* begin *
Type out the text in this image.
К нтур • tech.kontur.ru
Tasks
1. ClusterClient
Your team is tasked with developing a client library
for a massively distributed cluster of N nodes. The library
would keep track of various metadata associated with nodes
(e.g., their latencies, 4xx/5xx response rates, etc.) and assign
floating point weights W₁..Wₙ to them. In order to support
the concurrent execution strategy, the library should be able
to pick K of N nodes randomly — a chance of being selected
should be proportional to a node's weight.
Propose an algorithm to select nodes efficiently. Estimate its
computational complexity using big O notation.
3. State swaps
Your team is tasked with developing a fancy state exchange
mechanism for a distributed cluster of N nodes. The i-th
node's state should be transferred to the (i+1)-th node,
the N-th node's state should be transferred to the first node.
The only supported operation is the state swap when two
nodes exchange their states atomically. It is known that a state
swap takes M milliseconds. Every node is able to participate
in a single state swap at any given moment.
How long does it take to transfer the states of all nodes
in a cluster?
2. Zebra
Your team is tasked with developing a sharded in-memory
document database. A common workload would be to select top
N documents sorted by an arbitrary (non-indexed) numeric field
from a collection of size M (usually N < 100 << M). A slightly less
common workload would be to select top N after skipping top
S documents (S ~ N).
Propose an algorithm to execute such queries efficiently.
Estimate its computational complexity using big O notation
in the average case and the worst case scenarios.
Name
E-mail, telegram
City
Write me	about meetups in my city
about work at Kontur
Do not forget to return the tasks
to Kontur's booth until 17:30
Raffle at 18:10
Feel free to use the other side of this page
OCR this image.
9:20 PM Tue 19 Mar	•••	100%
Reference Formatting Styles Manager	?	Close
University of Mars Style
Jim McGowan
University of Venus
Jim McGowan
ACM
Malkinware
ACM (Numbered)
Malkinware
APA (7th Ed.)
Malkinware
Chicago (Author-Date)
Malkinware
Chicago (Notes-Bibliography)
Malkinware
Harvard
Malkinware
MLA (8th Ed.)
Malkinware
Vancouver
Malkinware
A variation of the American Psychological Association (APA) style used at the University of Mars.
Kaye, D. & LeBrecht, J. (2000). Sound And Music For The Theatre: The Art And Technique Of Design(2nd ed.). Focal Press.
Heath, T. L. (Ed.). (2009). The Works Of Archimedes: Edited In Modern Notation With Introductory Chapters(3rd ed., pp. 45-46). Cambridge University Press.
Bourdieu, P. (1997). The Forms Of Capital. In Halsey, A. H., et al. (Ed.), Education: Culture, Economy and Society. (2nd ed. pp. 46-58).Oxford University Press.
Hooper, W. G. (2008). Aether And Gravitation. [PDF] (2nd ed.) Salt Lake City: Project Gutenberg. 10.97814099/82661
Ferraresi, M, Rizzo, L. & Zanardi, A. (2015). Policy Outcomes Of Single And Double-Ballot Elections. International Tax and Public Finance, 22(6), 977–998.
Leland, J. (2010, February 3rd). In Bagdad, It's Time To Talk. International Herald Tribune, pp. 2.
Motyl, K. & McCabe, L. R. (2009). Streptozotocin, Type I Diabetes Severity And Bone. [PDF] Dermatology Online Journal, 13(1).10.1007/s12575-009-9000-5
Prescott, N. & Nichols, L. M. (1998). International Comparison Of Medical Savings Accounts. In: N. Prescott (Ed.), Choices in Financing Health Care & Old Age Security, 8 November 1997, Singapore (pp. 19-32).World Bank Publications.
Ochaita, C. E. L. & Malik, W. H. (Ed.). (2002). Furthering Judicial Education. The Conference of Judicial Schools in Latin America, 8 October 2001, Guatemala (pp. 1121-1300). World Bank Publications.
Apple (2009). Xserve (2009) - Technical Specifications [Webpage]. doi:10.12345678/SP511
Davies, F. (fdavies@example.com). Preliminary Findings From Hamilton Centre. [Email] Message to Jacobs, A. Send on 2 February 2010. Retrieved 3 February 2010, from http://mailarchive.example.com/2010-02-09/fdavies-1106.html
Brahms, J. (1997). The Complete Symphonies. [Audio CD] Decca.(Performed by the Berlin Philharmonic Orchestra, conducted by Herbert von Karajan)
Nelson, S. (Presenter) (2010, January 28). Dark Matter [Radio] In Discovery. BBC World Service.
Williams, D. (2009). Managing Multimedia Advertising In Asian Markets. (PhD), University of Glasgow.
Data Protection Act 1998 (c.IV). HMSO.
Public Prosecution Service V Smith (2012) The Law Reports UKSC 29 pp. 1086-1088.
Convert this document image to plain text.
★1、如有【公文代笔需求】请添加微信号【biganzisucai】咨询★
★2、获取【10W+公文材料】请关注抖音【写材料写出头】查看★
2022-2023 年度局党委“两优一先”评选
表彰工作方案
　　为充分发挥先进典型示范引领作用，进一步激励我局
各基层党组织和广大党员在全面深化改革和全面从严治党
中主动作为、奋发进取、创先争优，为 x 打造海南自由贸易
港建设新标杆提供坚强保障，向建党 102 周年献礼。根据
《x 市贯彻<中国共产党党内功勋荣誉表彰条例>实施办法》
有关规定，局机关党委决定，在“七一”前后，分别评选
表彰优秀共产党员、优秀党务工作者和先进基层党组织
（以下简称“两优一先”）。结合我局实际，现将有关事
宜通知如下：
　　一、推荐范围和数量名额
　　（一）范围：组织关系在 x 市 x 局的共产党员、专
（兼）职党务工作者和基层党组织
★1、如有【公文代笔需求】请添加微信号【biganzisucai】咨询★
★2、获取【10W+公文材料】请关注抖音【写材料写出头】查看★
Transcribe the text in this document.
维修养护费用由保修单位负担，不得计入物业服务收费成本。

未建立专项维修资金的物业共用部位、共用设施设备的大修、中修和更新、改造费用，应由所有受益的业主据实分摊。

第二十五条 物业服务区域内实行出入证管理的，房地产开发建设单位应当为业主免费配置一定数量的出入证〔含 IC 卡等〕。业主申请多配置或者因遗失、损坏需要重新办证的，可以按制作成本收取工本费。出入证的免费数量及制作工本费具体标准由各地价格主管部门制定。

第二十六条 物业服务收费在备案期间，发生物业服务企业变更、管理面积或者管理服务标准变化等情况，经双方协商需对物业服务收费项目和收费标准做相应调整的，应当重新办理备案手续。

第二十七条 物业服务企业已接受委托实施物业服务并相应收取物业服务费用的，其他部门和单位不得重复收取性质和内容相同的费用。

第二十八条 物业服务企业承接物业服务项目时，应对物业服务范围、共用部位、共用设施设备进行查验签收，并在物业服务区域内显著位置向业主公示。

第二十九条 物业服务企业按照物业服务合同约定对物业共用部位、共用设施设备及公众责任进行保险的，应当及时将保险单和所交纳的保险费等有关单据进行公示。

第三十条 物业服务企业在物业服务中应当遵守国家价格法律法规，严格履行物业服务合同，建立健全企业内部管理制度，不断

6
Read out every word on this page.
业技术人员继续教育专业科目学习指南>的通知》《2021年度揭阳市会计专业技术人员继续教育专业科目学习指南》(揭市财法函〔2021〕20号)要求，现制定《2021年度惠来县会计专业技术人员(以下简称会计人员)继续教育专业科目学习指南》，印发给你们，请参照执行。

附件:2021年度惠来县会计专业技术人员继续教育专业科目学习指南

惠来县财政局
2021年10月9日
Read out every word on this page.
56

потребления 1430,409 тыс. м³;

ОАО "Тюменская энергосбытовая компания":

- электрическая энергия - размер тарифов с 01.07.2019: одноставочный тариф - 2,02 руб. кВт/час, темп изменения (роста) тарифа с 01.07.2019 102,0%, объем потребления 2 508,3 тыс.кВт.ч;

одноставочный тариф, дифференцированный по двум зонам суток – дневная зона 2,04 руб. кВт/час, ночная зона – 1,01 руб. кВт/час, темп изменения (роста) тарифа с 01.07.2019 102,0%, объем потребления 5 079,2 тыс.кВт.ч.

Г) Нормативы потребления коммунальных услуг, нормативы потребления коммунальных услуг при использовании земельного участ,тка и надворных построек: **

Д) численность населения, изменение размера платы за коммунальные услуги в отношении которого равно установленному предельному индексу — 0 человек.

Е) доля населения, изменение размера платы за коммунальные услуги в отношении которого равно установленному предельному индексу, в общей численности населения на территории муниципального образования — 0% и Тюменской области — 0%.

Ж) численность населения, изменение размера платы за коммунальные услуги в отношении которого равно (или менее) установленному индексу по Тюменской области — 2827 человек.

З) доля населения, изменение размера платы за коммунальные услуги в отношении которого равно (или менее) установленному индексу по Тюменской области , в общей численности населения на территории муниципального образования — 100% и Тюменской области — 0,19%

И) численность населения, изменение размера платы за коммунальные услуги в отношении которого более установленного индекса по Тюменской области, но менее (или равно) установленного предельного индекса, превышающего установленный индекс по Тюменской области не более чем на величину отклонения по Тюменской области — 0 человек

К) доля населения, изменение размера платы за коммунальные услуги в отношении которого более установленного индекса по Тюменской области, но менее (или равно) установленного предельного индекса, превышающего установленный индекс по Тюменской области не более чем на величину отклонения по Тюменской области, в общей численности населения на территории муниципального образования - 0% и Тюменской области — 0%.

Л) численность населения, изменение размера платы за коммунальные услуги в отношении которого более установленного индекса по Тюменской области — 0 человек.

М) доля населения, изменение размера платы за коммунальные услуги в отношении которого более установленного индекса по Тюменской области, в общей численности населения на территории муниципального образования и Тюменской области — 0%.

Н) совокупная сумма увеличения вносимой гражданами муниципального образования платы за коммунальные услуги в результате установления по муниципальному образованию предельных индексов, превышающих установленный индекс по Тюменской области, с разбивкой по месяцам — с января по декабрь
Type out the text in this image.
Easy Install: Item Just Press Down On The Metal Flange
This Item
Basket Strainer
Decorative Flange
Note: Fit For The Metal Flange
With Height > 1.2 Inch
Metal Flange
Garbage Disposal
* end *
Pick out the lines containing the string "Mars".

_THE ANSWER_
University of Mars Style
A variation of the American Psychological Association (APA) style used at the University of Mars.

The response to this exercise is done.